- CHALLENGE: Write out each record below exactly as it appears, with no pictures.

(Stored entries)

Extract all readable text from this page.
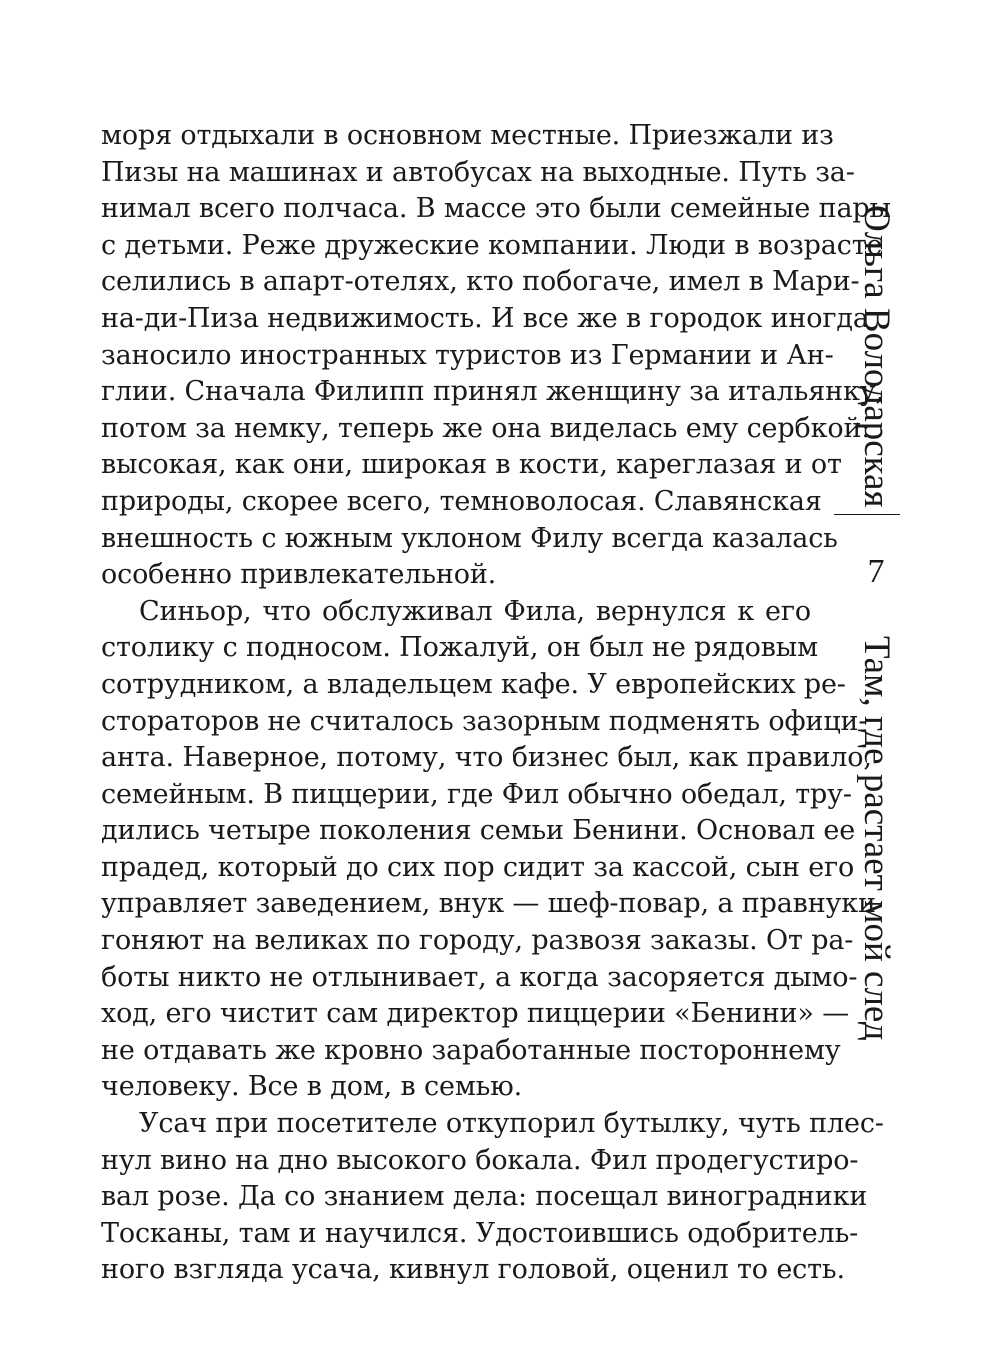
моря отдыхали в основном местные. Приезжали из
Пизы на машинах и автобусах на выходные. Путь за-
нимал всего полчаса. В массе это были семейные пары
с детьми. Реже дружеские компании. Люди в возрасте
селились в апарт-отелях, кто побогаче, имел в Мари-
на-ди-Пиза недвижимость. И все же в городок иногда
заносило иностранных туристов из Германии и Ан-
глии. Сначала Филипп принял женщину за итальянку,
потом за немку, теперь же она виделась ему сербкой:
высокая, как они, широкая в кости, кареглазая и от
природы, скорее всего, темноволосая. Славянская
внешность с южным уклоном Филу всегда казалась
особенно привлекательной.

Синьор, что обслуживал Фила, вернулся к его
столику с подносом. Пожалуй, он был не рядовым
сотрудником, а владельцем кафе. У европейских ре-
стораторов не считалось зазорным подменять офици-
анта. Наверное, потому, что бизнес был, как правило,
семейным. В пиццерии, где Фил обычно обедал, тру-
дились четыре поколения семьи Бенини. Основал ее
прадед, который до сих пор сидит за кассой, сын его
управляет заведением, внук — шеф-повар, а правнуки
гоняют на великах по городу, развозя заказы. От ра-
боты никто не отлынивает, а когда засоряется дымо-
ход, его чистит сам директор пиццерии «Бенини» —
не отдавать же кровно заработанные постороннему
человеку. Все в дом, в семью.

Усач при посетителе откупорил бутылку, чуть плес-
нул вино на дно высокого бокала. Фил продегустиро-
вал розе. Да со знанием дела: посещал виноградники
Тосканы, там и научился. Удостоившись одобритель-
ного взгляда усача, кивнул головой, оценил то есть.

Ольга Володарская
7
Там, где растает мой след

- RESULT OF THIS TASK:
Extract all readable text from this page.
моря отдыхали в основном местные. Приезжали из
Пизы на машинах и автобусах на выходные. Путь за-
нимал всего полчаса. В массе это были семейные пары
с детьми. Реже дружеские компании. Люди в возрасте
селились в апарт-отелях, кто побогаче, имел в Мари-
на-ди-Пиза недвижимость. И все же в городок иногда
заносило иностранных туристов из Германии и Ан-
глии. Сначала Филипп принял женщину за итальянку,
потом за немку, теперь же она виделась ему сербкой:
высокая, как они, широкая в кости, кареглазая и от
природы, скорее всего, темноволосая. Славянская
внешность с южным уклоном Филу всегда казалась
особенно привлекательной.

Синьор, что обслуживал Фила, вернулся к его
столику с подносом. Пожалуй, он был не рядовым
сотрудником, а владельцем кафе. У европейских ре-
стораторов не считалось зазорным подменять офици-
анта. Наверное, потому, что бизнес был, как правило,
семейным. В пиццерии, где Фил обычно обедал, тру-
дились четыре поколения семьи Бенини. Основал ее
прадед, который до сих пор сидит за кассой, сын его
управляет заведением, внук — шеф-повар, а правнуки
гоняют на великах по городу, развозя заказы. От ра-
боты никто не отлынивает, а когда засоряется дымо-
ход, его чистит сам директор пиццерии «Бенини» —
не отдавать же кровно заработанные постороннему
человеку. Все в дом, в семью.

Усач при посетителе откупорил бутылку, чуть плес-
нул вино на дно высокого бокала. Фил продегустиро-
вал розе. Да со знанием дела: посещал виноградники
Тосканы, там и научился. Удостоившись одобритель-
ного взгляда усача, кивнул головой, оценил то есть.

Ольга Володарская
7
Там, где растает мой след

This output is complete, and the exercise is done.